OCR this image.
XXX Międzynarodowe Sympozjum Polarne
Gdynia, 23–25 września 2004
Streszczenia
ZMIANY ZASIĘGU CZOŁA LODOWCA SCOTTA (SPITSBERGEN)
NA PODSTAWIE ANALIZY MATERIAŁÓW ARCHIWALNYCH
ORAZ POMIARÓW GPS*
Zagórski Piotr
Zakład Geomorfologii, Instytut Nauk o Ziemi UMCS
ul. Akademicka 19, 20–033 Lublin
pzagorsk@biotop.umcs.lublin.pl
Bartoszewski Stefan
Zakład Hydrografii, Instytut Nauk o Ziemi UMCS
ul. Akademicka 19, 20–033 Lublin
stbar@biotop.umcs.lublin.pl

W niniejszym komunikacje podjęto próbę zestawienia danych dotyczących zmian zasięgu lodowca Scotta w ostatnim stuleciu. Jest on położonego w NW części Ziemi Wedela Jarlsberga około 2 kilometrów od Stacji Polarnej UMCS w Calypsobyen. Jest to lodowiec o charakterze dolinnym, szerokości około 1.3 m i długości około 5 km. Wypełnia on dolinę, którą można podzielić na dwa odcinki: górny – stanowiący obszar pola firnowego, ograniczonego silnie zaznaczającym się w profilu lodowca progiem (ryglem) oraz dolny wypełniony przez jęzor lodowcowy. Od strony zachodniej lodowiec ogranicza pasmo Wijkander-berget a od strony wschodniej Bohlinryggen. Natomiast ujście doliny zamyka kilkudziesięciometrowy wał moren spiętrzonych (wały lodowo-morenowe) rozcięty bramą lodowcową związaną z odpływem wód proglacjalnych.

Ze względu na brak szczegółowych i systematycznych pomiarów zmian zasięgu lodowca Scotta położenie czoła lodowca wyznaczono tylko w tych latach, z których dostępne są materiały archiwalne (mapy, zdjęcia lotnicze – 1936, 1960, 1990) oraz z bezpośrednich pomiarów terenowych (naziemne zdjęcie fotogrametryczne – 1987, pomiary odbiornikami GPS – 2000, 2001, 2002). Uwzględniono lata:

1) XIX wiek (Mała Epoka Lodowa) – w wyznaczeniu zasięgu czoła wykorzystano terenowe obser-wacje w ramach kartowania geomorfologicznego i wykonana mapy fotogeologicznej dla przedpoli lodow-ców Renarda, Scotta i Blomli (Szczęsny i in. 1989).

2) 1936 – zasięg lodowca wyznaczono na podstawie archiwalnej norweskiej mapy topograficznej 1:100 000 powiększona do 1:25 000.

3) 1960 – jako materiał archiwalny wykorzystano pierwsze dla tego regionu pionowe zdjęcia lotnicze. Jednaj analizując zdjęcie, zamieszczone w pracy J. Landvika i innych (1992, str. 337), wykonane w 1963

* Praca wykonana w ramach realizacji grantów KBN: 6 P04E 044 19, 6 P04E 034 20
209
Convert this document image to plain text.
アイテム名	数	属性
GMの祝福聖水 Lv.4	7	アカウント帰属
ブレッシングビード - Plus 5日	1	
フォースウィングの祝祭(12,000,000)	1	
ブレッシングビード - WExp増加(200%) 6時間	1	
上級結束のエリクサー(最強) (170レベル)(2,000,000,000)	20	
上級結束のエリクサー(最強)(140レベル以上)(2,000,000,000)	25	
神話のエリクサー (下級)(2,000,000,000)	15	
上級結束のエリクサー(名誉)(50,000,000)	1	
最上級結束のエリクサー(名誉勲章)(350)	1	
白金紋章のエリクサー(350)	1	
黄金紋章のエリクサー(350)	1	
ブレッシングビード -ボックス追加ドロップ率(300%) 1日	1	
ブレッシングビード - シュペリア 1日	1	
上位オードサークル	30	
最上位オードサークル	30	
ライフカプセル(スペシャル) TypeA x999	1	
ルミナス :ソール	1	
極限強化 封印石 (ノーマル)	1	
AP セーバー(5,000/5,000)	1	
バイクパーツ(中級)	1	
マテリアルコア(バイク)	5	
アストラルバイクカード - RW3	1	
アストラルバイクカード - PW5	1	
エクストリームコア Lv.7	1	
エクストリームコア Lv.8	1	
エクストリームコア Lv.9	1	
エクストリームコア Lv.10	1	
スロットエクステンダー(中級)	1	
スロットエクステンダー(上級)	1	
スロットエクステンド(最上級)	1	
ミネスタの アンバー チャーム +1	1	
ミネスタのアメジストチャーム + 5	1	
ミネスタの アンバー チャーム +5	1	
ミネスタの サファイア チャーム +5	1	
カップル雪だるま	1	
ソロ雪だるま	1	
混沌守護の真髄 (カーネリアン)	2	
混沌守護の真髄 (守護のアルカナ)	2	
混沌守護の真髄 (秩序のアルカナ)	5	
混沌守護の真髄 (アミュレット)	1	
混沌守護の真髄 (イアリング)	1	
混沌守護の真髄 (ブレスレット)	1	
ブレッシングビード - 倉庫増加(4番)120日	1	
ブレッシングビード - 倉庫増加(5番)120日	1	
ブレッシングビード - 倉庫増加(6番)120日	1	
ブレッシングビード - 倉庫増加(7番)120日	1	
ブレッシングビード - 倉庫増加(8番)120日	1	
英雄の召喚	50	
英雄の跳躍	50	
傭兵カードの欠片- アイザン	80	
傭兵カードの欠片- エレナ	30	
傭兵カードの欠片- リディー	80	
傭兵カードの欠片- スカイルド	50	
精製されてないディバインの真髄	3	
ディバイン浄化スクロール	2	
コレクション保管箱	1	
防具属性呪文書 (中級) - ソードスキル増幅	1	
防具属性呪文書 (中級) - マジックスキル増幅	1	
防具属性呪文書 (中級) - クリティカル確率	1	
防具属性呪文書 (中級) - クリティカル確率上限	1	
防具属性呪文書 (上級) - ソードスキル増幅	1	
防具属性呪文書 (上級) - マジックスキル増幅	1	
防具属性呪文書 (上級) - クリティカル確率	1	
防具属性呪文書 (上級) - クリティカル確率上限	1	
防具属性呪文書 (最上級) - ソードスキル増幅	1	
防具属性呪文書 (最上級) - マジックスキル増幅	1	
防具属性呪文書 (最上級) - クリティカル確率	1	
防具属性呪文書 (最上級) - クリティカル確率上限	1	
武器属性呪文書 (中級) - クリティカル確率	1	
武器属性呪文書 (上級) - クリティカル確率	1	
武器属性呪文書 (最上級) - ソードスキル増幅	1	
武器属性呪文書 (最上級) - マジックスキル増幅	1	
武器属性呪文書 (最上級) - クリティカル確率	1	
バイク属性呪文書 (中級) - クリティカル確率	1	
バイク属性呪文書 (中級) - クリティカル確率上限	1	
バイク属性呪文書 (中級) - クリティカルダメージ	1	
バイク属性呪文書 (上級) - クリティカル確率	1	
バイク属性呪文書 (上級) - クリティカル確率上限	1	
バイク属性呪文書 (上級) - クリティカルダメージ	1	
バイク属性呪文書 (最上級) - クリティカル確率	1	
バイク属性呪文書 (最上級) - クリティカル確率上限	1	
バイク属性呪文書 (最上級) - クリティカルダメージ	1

-=-=-=-=-

Written task.
Examine the records and report how many lines contain the string "Zakład". Only the number should be given.

Full response.
2